#### [AIM OF THE EXERCISE]
Copy the lines exactly, starting with the one that contains "location-icon [989, 4, 1001, 16]" and going on through the one that contains "hero-message-line1: 哎呦不错，你的身体数据击败了全国70%的人 [751, 66, 1025, 82]".

>> BEGIN RECORD LIST

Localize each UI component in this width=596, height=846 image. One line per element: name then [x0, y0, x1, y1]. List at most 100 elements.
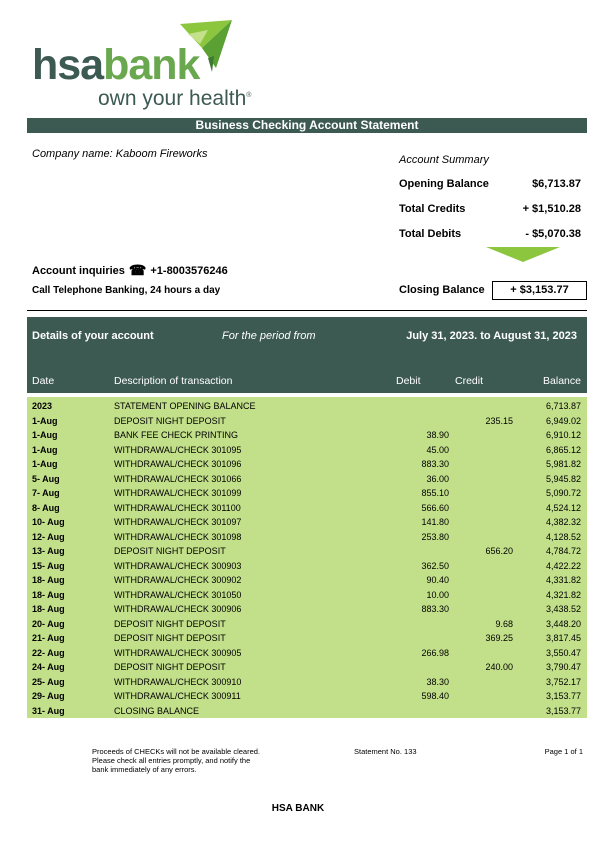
statement-title: Business Checking Account Statement	[27, 118, 587, 133]
cell-debit: 566.60	[421, 502, 449, 513]
cell-balance: 3,153.77	[545, 705, 581, 716]
cell-debit: 10.00	[426, 589, 449, 600]
cell-debit: 38.30	[426, 676, 449, 687]
cell-description: WITHDRAWAL/CHECK 300911	[114, 691, 241, 701]
divider	[27, 310, 587, 311]
account-details-header: Details of your account For the period f…	[27, 317, 587, 393]
cell-description: WITHDRAWAL/CHECK 301099	[114, 488, 242, 498]
down-arrow-icon	[486, 247, 560, 262]
table-row: 2023 STATEMENT OPENING BALANCE 6,713.87	[27, 399, 587, 414]
cell-debit: 855.10	[421, 488, 449, 498]
column-header-date: Date	[32, 375, 55, 387]
company-name: Company name: Kaboom Fireworks	[32, 148, 208, 160]
cell-debit: 36.00	[426, 473, 449, 484]
cell-credit: 369.25	[485, 633, 513, 643]
cell-date: 7- Aug	[32, 488, 60, 498]
details-title: Details of your account	[32, 330, 154, 342]
cell-balance: 5,945.82	[545, 473, 581, 484]
cell-date: 8- Aug	[32, 502, 60, 513]
table-row: 18- Aug WITHDRAWAL/CHECK 301050 10.00 4,321…	[27, 588, 587, 603]
cell-description: DEPOSIT NIGHT DEPOSIT	[114, 415, 226, 426]
cell-debit: 38.90	[426, 430, 449, 440]
cell-description: CLOSING BALANCE	[114, 705, 200, 716]
cell-date: 10- Aug	[32, 517, 65, 527]
telephone-icon: ☎	[128, 262, 147, 278]
cell-credit: 9.68	[495, 618, 513, 629]
cell-balance: 5,981.82	[545, 459, 581, 469]
cell-description: WITHDRAWAL/CHECK 300903	[114, 560, 242, 571]
column-header-balance: Balance	[543, 375, 581, 387]
cell-date: 21- Aug	[32, 633, 65, 643]
table-row: 25- Aug WITHDRAWAL/CHECK 300910 38.30 3,752…	[27, 675, 587, 690]
table-row: 29- Aug WITHDRAWAL/CHECK 300911 598.40 3,15…	[27, 689, 587, 704]
phone-number[interactable]: +1-8003576246	[150, 265, 227, 277]
table-row: 1-Aug WITHDRAWAL/CHECK 301095 45.00 6,865.1…	[27, 443, 587, 458]
cell-description: BANK FEE CHECK PRINTING	[114, 430, 239, 440]
cell-description: STATEMENT OPENING BALANCE	[114, 401, 256, 411]
cell-debit: 253.80	[421, 531, 449, 542]
cell-description: WITHDRAWAL/CHECK 300906	[114, 604, 242, 614]
cell-balance: 3,153.77	[545, 691, 581, 701]
cell-description: WITHDRAWAL/CHECK 300902	[114, 575, 242, 585]
cell-balance: 4,331.82	[545, 575, 581, 585]
table-row: 31- Aug CLOSING BALANCE 3,153.77	[27, 704, 587, 719]
cell-balance: 3,438.52	[545, 604, 581, 614]
column-header-credit: Credit	[455, 375, 484, 387]
cell-date: 1-Aug	[32, 459, 58, 469]
cell-description: WITHDRAWAL/CHECK 301100	[114, 502, 241, 513]
table-row: 10- Aug WITHDRAWAL/CHECK 301097 141.80 4,38…	[27, 515, 587, 530]
column-header-description: Description of transaction	[114, 375, 233, 387]
telephone-banking-note: Call Telephone Banking, 24 hours a day	[32, 285, 221, 296]
cell-debit: 266.98	[421, 647, 449, 658]
cell-description: WITHDRAWAL/CHECK 301066	[114, 473, 242, 484]
cell-description: DEPOSIT NIGHT DEPOSIT	[114, 618, 226, 629]
table-row: 18- Aug WITHDRAWAL/CHECK 300906 883.30 3,43…	[27, 602, 587, 617]
cell-description: WITHDRAWAL/CHECK 301098	[114, 531, 242, 542]
cell-balance: 3,448.20	[545, 618, 581, 629]
cell-date: 31- Aug	[32, 705, 65, 716]
logo-tagline: own your health®	[98, 88, 251, 109]
cell-balance: 3,790.47	[545, 662, 581, 672]
table-row: 7- Aug WITHDRAWAL/CHECK 301099 855.10 5,090…	[27, 486, 587, 501]
cell-description: DEPOSIT NIGHT DEPOSIT	[114, 662, 226, 672]
cell-date: 18- Aug	[32, 575, 65, 585]
cell-balance: 4,382.32	[545, 517, 581, 527]
cell-description: WITHDRAWAL/CHECK 301050	[114, 589, 242, 600]
cell-balance: 3,550.47	[545, 647, 581, 658]
cell-date: 1-Aug	[32, 415, 58, 426]
account-inquiries: Account inquiries ☎ +1-8003576246	[32, 262, 228, 279]
cell-description: DEPOSIT NIGHT DEPOSIT	[114, 633, 226, 643]
table-row: 24- Aug DEPOSIT NIGHT DEPOSIT 240.00 3,790.…	[27, 660, 587, 675]
statement-number: Statement No. 133	[354, 747, 417, 756]
table-row: 18- Aug WITHDRAWAL/CHECK 300902 90.40 4,331…	[27, 573, 587, 588]
cell-balance: 4,321.82	[545, 589, 581, 600]
cell-date: 25- Aug	[32, 676, 65, 687]
cell-date: 5- Aug	[32, 473, 60, 484]
cell-balance: 4,128.52	[545, 531, 581, 542]
table-row: 1-Aug DEPOSIT NIGHT DEPOSIT 235.15 6,949.02	[27, 414, 587, 429]
total-credits-label: Total Credits	[399, 203, 466, 215]
cell-debit: 45.00	[426, 444, 449, 455]
cell-description: DEPOSIT NIGHT DEPOSIT	[114, 546, 226, 556]
cell-date: 15- Aug	[32, 560, 65, 571]
cell-balance: 3,752.17	[545, 676, 581, 687]
cell-balance: 4,784.72	[545, 546, 581, 556]
cell-description: WITHDRAWAL/CHECK 301096	[114, 459, 242, 469]
registered-mark: ®	[246, 92, 252, 99]
cell-credit: 235.15	[485, 415, 513, 426]
page-number: Page 1 of 1	[544, 747, 583, 756]
inquiries-label: Account inquiries	[32, 265, 125, 277]
cell-balance: 4,422.22	[545, 560, 581, 571]
cell-credit: 656.20	[485, 546, 513, 556]
table-row: 1-Aug WITHDRAWAL/CHECK 301096 883.30 5,981.…	[27, 457, 587, 472]
closing-balance-value: + $3,153.77	[492, 281, 587, 300]
cell-debit: 90.40	[426, 575, 449, 585]
opening-balance-label: Opening Balance	[399, 178, 489, 190]
closing-balance-label: Closing Balance	[399, 284, 485, 296]
total-credits-value: + $1,510.28	[522, 203, 581, 215]
tagline-text: own your health	[98, 87, 247, 110]
cell-balance: 6,910.12	[545, 430, 581, 440]
cell-date: 18- Aug	[32, 604, 65, 614]
cell-description: WITHDRAWAL/CHECK 300905	[114, 647, 242, 658]
opening-balance-value: $6,713.87	[532, 178, 581, 190]
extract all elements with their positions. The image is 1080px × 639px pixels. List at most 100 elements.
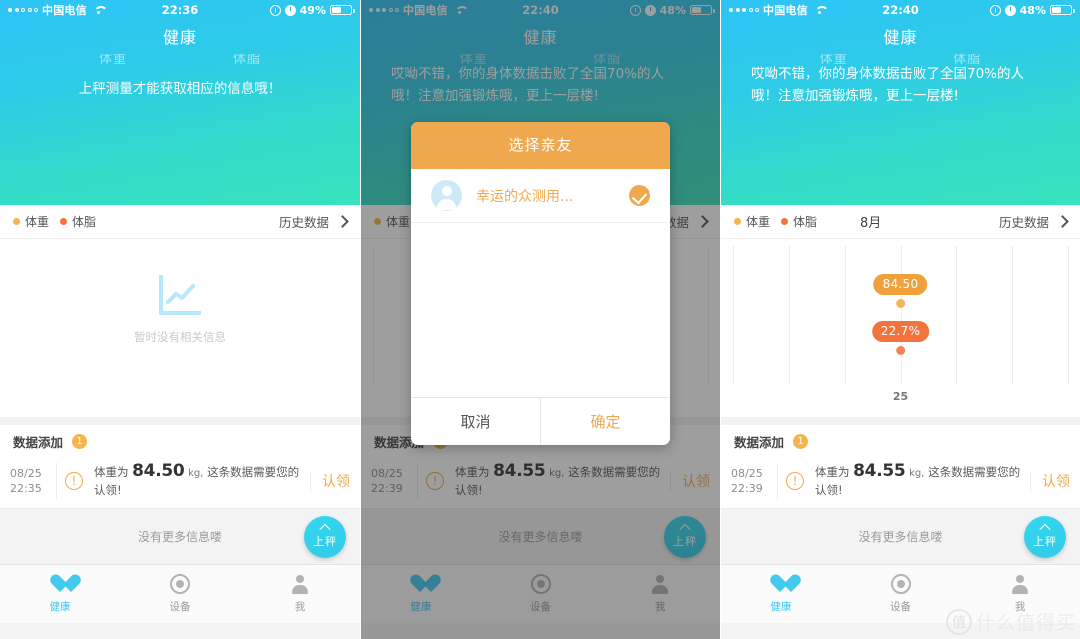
location-icon [989, 4, 1001, 16]
chevron-right-icon [336, 215, 349, 228]
battery-percent-label: 49% [299, 3, 326, 17]
warning-icon: ! [786, 472, 804, 490]
friend-name-label: 幸运的众测用... [476, 188, 574, 205]
data-added-header: 数据添加 1 [721, 425, 1080, 457]
screen-empty: 中国电信 22:36 49% 健康 体重 体脂 上秤测量才能获取相应的信息哦！ [0, 0, 360, 639]
weigh-in-fab-button[interactable]: 上秤 [304, 515, 346, 558]
data-row-time: 22:39 [731, 482, 763, 495]
chart-placeholder-icon [159, 275, 201, 315]
hero-message-line1: 哎呦不错，你的身体数据击败了全国70%的人 [751, 66, 1025, 82]
friend-list-item[interactable]: 幸运的众测用... [411, 169, 670, 223]
confirm-button[interactable]: 确定 [540, 398, 670, 445]
data-row-time: 22:35 [10, 482, 42, 495]
chart-legend-row: 体重 体脂 8月 历史数据 [721, 205, 1080, 239]
page-title: 健康 [883, 28, 918, 47]
legend-label-fat: 体脂 [72, 215, 97, 229]
legend-item-fat: 体脂 [60, 213, 96, 230]
metric-label-fat: 体脂 [953, 54, 982, 67]
legend-dot-fat [781, 218, 789, 225]
data-row-unit: kg, [188, 468, 204, 479]
section-divider [0, 417, 360, 425]
data-row-value: 84.55 [853, 461, 906, 481]
battery-icon [1050, 5, 1075, 15]
legend-label-fat: 体脂 [793, 215, 818, 229]
hero-message-line2: 哦！注意加强锻炼哦，更上一层楼! [751, 88, 959, 104]
screenshot-triptych: 中国电信 22:36 49% 健康 体重 体脂 上秤测量才能获取相应的信息哦！ [0, 0, 1080, 639]
chart-empty-text: 暂时没有相关信息 [134, 330, 226, 344]
device-icon [890, 574, 911, 594]
data-row[interactable]: 08/25 22:35 ! 体重为 84.50 kg, 这条数据需要您的认领! … [0, 457, 360, 508]
data-count-badge: 1 [793, 433, 809, 449]
status-bar-right: 48% [989, 4, 1075, 17]
data-row-text: 体重为 84.50 kg, 这条数据需要您的认领! [94, 463, 310, 499]
history-data-link[interactable]: 历史数据 [279, 212, 349, 231]
hero-header: 中国电信 22:40 48% 健康 体重 体脂 哎呦不错，你的身体数据击败了全国… [721, 0, 1080, 205]
data-added-header: 数据添加 1 [0, 425, 360, 457]
data-added-section: 数据添加 1 08/25 22:39 ! 体重为 84.55 kg, 这条数据需… [721, 425, 1080, 508]
tab-bar: 健康 设备 我 [0, 564, 360, 623]
claim-button[interactable]: 认领 [310, 471, 350, 491]
page-title: 健康 [162, 28, 197, 47]
data-row-date: 08/25 [731, 467, 763, 480]
chevron-right-icon [1056, 215, 1069, 228]
status-bar: 中国电信 22:40 48% [721, 0, 1080, 20]
section-divider [721, 417, 1080, 425]
data-row-value: 84.50 [132, 461, 185, 481]
hero-message: 哎呦不错，你的身体数据击败了全国70%的人 哦！注意加强锻炼哦，更上一层楼! [721, 63, 1080, 107]
metric-label-weight: 体重 [98, 54, 127, 67]
heart-icon [50, 575, 71, 594]
weight-data-point [896, 299, 905, 308]
history-data-label: 历史数据 [998, 215, 1049, 230]
battery-icon [330, 5, 355, 15]
status-bar: 中国电信 22:36 49% [0, 0, 360, 20]
no-more-footer: 没有更多信息喽 上秤 [721, 508, 1080, 564]
location-icon [269, 4, 281, 16]
avatar [431, 180, 462, 211]
tab-health[interactable]: 健康 [721, 565, 841, 623]
tab-me-label: 我 [1014, 600, 1026, 613]
weight-value-badge: 84.50 [873, 274, 928, 295]
cancel-button[interactable]: 取消 [411, 398, 540, 445]
alarm-icon [1004, 4, 1016, 16]
legend-item-weight: 体重 [13, 213, 49, 230]
legend-item-weight: 体重 [734, 213, 770, 230]
tab-health[interactable]: 健康 [0, 565, 120, 623]
tab-device[interactable]: 设备 [841, 565, 961, 623]
data-row-divider [56, 463, 57, 499]
legend-label-weight: 体重 [746, 215, 771, 229]
check-icon[interactable] [629, 185, 650, 206]
tab-me[interactable]: 我 [240, 565, 360, 623]
legend-dot-weight [13, 218, 20, 225]
chart-body: 暂时没有相关信息 [0, 239, 360, 417]
data-count-badge: 1 [72, 433, 88, 449]
chart-x-tick-label: 25 [892, 390, 909, 403]
chart-legend-row: 体重 体脂 历史数据 [0, 205, 360, 239]
chart-month-label: 8月 [860, 216, 882, 231]
dialog-title: 选择亲友 [411, 122, 670, 169]
alarm-icon [284, 4, 296, 16]
dialog-actions: 取消 确定 [411, 397, 670, 445]
chart-data-point-group[interactable]: 84.50 22.7% [871, 273, 930, 355]
chart-body: 84.50 22.7% 25 [721, 239, 1080, 417]
data-row-unit: kg, [909, 468, 925, 479]
fat-value-badge: 22.7% [871, 321, 930, 342]
chart-card: 体重 体脂 历史数据 暂时没有相关信息 [0, 205, 360, 417]
claim-button[interactable]: 认领 [1030, 471, 1070, 491]
data-row-text: 体重为 84.55 kg, 这条数据需要您的认领! [815, 463, 1030, 499]
chart-empty-state: 暂时没有相关信息 [0, 275, 360, 345]
data-row-date: 08/25 [10, 467, 42, 480]
select-friend-dialog: 选择亲友 幸运的众测用... 取消 确定 [411, 122, 670, 445]
tab-me[interactable]: 我 [960, 565, 1080, 623]
data-row[interactable]: 08/25 22:39 ! 体重为 84.55 kg, 这条数据需要您的认领! … [721, 457, 1080, 508]
person-icon [1010, 574, 1030, 594]
hero-message: 上秤测量才能获取相应的信息哦！ [78, 81, 282, 97]
history-data-link[interactable]: 历史数据 [998, 212, 1069, 231]
tab-device[interactable]: 设备 [120, 565, 240, 623]
legend-label-weight: 体重 [25, 215, 50, 229]
weigh-in-fab-label: 上秤 [313, 535, 337, 548]
chart-card: 体重 体脂 8月 历史数据 [721, 205, 1080, 417]
tab-bar: 健康 设备 我 [721, 564, 1080, 623]
weigh-in-fab-button[interactable]: 上秤 [1024, 515, 1066, 558]
data-row-divider [777, 463, 778, 499]
legend-dot-weight [734, 218, 741, 225]
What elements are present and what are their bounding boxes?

>> END RECORD LIST

#### [COMPLETE ANSWER]
location-icon [989, 4, 1001, 16]
chevron-right-icon [336, 215, 349, 228]
battery-percent-label: 49% [299, 3, 326, 17]
warning-icon: ! [786, 472, 804, 490]
friend-name-label: 幸运的众测用... [476, 188, 574, 205]
data-added-header: 数据添加 1 [721, 425, 1080, 457]
screen-empty: 中国电信 22:36 49% 健康 体重 体脂 上秤测量才能获取相应的信息哦！ [0, 0, 360, 639]
weigh-in-fab-button[interactable]: 上秤 [304, 515, 346, 558]
data-row-time: 22:39 [731, 482, 763, 495]
chart-placeholder-icon [159, 275, 201, 315]
hero-message-line1: 哎呦不错，你的身体数据击败了全国70%的人 [751, 66, 1025, 82]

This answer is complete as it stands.